** start RECORDS **

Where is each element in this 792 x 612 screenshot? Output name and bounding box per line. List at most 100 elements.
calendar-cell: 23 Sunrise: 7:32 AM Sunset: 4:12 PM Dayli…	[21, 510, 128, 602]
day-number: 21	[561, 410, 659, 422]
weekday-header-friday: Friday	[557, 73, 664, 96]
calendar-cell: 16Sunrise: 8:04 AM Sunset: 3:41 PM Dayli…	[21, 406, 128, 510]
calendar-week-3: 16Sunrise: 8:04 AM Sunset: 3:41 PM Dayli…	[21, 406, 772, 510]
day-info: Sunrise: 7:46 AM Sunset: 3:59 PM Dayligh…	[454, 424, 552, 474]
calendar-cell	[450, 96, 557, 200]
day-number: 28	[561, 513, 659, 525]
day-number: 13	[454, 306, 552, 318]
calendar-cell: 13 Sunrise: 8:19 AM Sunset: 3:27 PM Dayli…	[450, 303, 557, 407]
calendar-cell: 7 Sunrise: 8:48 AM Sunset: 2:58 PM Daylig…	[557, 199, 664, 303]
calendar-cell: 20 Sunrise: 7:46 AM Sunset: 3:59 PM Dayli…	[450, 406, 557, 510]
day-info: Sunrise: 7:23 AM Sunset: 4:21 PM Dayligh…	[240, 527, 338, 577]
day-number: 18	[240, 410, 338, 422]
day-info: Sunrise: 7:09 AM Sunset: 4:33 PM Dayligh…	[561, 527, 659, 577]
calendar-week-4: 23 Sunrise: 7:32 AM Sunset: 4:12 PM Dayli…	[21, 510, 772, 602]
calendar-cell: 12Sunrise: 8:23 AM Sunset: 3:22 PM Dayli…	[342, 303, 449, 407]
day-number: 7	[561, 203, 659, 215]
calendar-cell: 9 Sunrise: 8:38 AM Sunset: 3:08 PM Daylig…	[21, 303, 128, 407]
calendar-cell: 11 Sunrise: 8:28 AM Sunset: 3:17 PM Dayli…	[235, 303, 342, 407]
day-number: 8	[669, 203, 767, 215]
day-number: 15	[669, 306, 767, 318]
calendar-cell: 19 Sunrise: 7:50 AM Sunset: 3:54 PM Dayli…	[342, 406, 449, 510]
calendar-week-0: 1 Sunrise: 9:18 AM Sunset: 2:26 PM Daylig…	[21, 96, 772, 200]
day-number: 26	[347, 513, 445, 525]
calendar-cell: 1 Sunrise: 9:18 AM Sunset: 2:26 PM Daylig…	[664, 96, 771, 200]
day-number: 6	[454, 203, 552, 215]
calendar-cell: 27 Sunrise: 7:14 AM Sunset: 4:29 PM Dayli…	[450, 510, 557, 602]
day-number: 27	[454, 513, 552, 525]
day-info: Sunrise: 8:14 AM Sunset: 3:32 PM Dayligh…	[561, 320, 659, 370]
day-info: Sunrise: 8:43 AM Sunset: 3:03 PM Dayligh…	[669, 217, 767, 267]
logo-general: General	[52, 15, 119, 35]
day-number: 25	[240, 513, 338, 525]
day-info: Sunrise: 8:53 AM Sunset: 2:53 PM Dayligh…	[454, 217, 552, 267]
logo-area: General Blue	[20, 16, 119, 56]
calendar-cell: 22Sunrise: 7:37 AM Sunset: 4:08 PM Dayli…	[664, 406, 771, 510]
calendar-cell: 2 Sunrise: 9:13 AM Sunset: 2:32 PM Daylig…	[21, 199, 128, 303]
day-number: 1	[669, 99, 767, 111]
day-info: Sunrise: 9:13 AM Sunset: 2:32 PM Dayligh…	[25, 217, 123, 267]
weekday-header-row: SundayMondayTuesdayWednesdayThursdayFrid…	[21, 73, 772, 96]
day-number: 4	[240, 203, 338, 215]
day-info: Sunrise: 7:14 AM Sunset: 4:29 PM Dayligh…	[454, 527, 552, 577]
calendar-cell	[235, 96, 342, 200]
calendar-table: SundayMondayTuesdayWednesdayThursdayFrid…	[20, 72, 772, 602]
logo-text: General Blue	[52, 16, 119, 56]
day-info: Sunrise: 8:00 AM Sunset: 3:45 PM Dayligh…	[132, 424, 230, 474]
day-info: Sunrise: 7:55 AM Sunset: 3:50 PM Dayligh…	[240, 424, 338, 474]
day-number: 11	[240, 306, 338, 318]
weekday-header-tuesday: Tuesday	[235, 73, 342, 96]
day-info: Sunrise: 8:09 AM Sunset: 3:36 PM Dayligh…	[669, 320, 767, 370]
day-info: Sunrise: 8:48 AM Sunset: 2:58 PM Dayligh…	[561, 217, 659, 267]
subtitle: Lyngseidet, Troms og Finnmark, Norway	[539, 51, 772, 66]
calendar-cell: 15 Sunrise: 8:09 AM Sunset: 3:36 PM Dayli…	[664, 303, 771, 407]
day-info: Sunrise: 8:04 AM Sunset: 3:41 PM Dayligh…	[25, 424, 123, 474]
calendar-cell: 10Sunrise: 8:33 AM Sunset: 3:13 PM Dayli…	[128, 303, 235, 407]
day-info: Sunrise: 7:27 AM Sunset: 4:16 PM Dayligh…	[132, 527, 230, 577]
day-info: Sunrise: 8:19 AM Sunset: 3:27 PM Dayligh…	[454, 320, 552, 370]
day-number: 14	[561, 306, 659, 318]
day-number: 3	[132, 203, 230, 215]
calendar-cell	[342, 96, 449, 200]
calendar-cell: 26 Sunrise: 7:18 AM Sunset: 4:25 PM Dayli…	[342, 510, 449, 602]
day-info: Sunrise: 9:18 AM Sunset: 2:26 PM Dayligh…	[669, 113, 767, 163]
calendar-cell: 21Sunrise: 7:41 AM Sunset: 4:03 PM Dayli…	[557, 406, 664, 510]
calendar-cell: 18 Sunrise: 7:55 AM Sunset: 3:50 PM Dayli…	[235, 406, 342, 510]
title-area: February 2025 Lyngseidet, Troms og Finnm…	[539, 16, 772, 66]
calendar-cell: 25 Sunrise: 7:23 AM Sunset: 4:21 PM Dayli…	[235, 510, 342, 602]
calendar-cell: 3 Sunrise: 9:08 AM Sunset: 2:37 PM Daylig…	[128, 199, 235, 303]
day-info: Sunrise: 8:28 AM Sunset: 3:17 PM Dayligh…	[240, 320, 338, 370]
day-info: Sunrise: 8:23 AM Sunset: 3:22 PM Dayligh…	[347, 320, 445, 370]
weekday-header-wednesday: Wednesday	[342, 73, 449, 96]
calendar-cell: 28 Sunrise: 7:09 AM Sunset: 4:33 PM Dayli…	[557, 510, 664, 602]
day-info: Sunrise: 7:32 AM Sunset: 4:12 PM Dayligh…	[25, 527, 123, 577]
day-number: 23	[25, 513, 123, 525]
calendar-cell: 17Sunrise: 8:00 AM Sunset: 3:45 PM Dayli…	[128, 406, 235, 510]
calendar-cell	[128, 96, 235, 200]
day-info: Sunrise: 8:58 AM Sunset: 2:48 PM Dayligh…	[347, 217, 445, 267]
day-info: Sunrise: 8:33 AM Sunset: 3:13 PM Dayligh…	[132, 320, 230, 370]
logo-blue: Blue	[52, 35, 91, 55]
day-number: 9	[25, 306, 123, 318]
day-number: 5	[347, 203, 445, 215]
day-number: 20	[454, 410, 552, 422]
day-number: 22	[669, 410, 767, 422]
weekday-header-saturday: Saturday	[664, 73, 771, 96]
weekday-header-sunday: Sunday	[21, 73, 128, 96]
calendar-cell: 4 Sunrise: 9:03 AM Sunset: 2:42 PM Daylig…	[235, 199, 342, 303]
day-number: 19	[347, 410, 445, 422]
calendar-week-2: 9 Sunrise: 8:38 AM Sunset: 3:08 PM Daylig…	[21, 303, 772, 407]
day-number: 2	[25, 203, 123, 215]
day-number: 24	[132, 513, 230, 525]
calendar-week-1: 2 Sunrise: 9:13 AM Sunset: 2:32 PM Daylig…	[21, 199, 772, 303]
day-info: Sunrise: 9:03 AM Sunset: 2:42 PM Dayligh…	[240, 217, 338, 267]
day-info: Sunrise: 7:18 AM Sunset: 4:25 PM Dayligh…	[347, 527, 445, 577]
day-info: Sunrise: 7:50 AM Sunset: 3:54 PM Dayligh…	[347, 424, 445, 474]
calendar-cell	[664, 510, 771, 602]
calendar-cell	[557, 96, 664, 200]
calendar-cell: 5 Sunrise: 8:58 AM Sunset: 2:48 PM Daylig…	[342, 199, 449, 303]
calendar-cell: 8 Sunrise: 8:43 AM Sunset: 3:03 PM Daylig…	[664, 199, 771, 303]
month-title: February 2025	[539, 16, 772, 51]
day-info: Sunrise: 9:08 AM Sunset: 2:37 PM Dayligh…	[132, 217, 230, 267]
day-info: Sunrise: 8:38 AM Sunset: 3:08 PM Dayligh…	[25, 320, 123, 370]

** end RECORDS **

SHORT TASK
Pull out every line of the items above that contains the string "SundayMondayTuesdayWednesdayThursdayFrid". Case counts.

SOLVED EXERCISE
weekday-header-row: SundayMondayTuesdayWednesdayThursdayFrid…	[21, 73, 772, 96]
calendar-table: SundayMondayTuesdayWednesdayThursdayFrid…	[20, 72, 772, 602]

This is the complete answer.